» **Exercise details**:
Skip the pictures. Transcribe the rest of the data below without changing a word.

Stored data
* * * * *
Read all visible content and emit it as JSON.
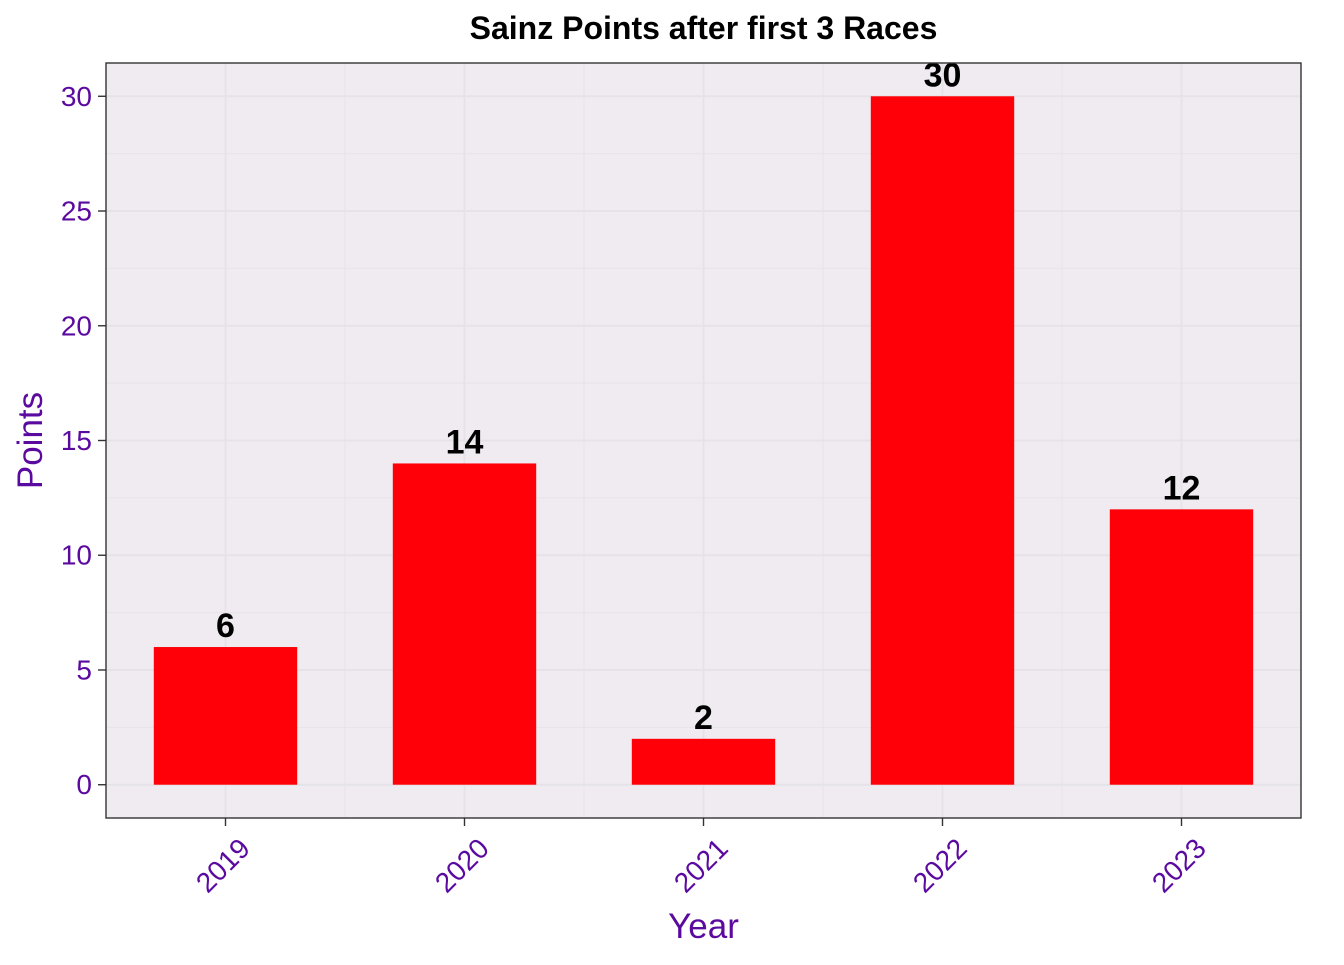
{
  "chart_data": {
    "type": "bar",
    "title": "Sainz Points after first 3 Races",
    "xlabel": "Year",
    "ylabel": "Points",
    "categories": [
      "2019",
      "2020",
      "2021",
      "2022",
      "2023"
    ],
    "values": [
      6,
      14,
      2,
      30,
      12
    ],
    "data_labels": [
      "6",
      "14",
      "2",
      "30",
      "12"
    ],
    "ylim": [
      -1.45,
      31.45
    ],
    "yticks": [
      0,
      5,
      10,
      15,
      20,
      25,
      30
    ],
    "ytick_labels": [
      "0",
      "5",
      "10",
      "15",
      "20",
      "25",
      "30"
    ],
    "grid": true,
    "legend": "none",
    "x_tick_rotation_deg": 45
  },
  "colors": {
    "bar": "#FF0008",
    "panel_background": "#F0EBF1",
    "grid": "#E6E3E8",
    "axis_text": "#5B0AA0",
    "title_text": "#000000",
    "data_label_text": "#000000",
    "panel_border": "#333333"
  }
}
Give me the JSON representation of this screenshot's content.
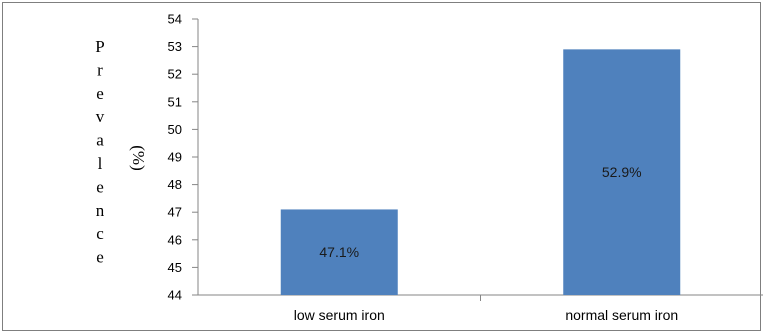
{
  "chart_data": {
    "type": "bar",
    "title": "",
    "xlabel": "",
    "ylabel": "Prevalence",
    "yunit": "(%)",
    "categories": [
      "low serum iron",
      "normal serum iron"
    ],
    "values": [
      47.1,
      52.9
    ],
    "data_labels": [
      "47.1%",
      "52.9%"
    ],
    "ylim": [
      44,
      54
    ],
    "yticks": [
      44,
      45,
      46,
      47,
      48,
      49,
      50,
      51,
      52,
      53,
      54
    ],
    "grid": false,
    "legend": "none",
    "bar_color": "#4f81bd"
  }
}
* * * * *
» **Written answer**:
Read all visible content and emit it as JSON.
{
  "chart_data": {
    "type": "bar",
    "title": "Sainz Points after first 3 Races",
    "xlabel": "Year",
    "ylabel": "Points",
    "categories": [
      "2019",
      "2020",
      "2021",
      "2022",
      "2023"
    ],
    "values": [
      6,
      14,
      2,
      30,
      12
    ],
    "data_labels": [
      "6",
      "14",
      "2",
      "30",
      "12"
    ],
    "ylim": [
      -1.45,
      31.45
    ],
    "yticks": [
      0,
      5,
      10,
      15,
      20,
      25,
      30
    ],
    "ytick_labels": [
      "0",
      "5",
      "10",
      "15",
      "20",
      "25",
      "30"
    ],
    "grid": true,
    "legend": "none",
    "x_tick_rotation_deg": 45
  },
  "colors": {
    "bar": "#FF0008",
    "panel_background": "#F0EBF1",
    "grid": "#E6E3E8",
    "axis_text": "#5B0AA0",
    "title_text": "#000000",
    "data_label_text": "#000000",
    "panel_border": "#333333"
  }
}
Give me the JSON representation of this screenshot's content.
{
  "chart_data": {
    "type": "bar",
    "title": "",
    "xlabel": "",
    "ylabel": "Prevalence",
    "yunit": "(%)",
    "categories": [
      "low serum iron",
      "normal serum iron"
    ],
    "values": [
      47.1,
      52.9
    ],
    "data_labels": [
      "47.1%",
      "52.9%"
    ],
    "ylim": [
      44,
      54
    ],
    "yticks": [
      44,
      45,
      46,
      47,
      48,
      49,
      50,
      51,
      52,
      53,
      54
    ],
    "grid": false,
    "legend": "none",
    "bar_color": "#4f81bd"
  }
}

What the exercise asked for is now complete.